• Problem description
Will you print the material below without altering a single character?

Items from a data source
┏━━

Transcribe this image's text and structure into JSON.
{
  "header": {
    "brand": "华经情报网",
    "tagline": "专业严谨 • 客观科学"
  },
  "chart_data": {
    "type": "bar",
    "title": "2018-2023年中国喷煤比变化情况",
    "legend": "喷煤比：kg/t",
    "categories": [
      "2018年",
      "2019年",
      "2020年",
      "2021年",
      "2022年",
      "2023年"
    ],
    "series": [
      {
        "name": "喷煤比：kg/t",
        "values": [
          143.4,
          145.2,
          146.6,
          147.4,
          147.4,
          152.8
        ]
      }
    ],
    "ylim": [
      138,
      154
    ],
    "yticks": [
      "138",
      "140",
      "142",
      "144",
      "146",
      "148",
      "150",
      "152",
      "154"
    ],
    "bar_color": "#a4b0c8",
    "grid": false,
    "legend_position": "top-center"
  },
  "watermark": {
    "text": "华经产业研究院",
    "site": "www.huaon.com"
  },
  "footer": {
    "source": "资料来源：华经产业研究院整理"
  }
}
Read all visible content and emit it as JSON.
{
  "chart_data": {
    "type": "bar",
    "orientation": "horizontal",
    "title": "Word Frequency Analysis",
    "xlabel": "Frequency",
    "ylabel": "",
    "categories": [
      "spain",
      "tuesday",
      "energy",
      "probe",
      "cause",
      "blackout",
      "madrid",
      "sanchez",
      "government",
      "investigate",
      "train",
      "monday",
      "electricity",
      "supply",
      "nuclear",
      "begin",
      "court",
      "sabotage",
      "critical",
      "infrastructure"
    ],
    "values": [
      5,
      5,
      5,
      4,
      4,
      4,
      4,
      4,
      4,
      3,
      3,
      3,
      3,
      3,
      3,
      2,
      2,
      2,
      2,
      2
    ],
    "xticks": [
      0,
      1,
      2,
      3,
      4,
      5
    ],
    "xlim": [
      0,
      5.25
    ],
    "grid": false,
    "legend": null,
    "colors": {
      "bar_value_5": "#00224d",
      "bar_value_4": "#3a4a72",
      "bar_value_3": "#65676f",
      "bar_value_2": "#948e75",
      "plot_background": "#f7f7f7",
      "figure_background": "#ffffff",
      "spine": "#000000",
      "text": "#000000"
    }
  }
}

┗━━

• Written reply
Transcribe this image's text and structure into JSON.
{
  "header": {
    "brand": "华经情报网",
    "tagline": "专业严谨 • 客观科学"
  },
  "chart_data": {
    "type": "bar",
    "title": "2018-2023年中国喷煤比变化情况",
    "legend": "喷煤比：kg/t",
    "categories": [
      "2018年",
      "2019年",
      "2020年",
      "2021年",
      "2022年",
      "2023年"
    ],
    "series": [
      {
        "name": "喷煤比：kg/t",
        "values": [
          143.4,
          145.2,
          146.6,
          147.4,
          147.4,
          152.8
        ]
      }
    ],
    "ylim": [
      138,
      154
    ],
    "yticks": [
      "138",
      "140",
      "142",
      "144",
      "146",
      "148",
      "150",
      "152",
      "154"
    ],
    "bar_color": "#a4b0c8",
    "grid": false,
    "legend_position": "top-center"
  },
  "watermark": {
    "text": "华经产业研究院",
    "site": "www.huaon.com"
  },
  "footer": {
    "source": "资料来源：华经产业研究院整理"
  }
}
Read all visible content and emit it as JSON.
{
  "chart_data": {
    "type": "bar",
    "orientation": "horizontal",
    "title": "Word Frequency Analysis",
    "xlabel": "Frequency",
    "ylabel": "",
    "categories": [
      "spain",
      "tuesday",
      "energy",
      "probe",
      "cause",
      "blackout",
      "madrid",
      "sanchez",
      "government",
      "investigate",
      "train",
      "monday",
      "electricity",
      "supply",
      "nuclear",
      "begin",
      "court",
      "sabotage",
      "critical",
      "infrastructure"
    ],
    "values": [
      5,
      5,
      5,
      4,
      4,
      4,
      4,
      4,
      4,
      3,
      3,
      3,
      3,
      3,
      3,
      2,
      2,
      2,
      2,
      2
    ],
    "xticks": [
      0,
      1,
      2,
      3,
      4,
      5
    ],
    "xlim": [
      0,
      5.25
    ],
    "grid": false,
    "legend": null,
    "colors": {
      "bar_value_5": "#00224d",
      "bar_value_4": "#3a4a72",
      "bar_value_3": "#65676f",
      "bar_value_2": "#948e75",
      "plot_background": "#f7f7f7",
      "figure_background": "#ffffff",
      "spine": "#000000",
      "text": "#000000"
    }
  }
}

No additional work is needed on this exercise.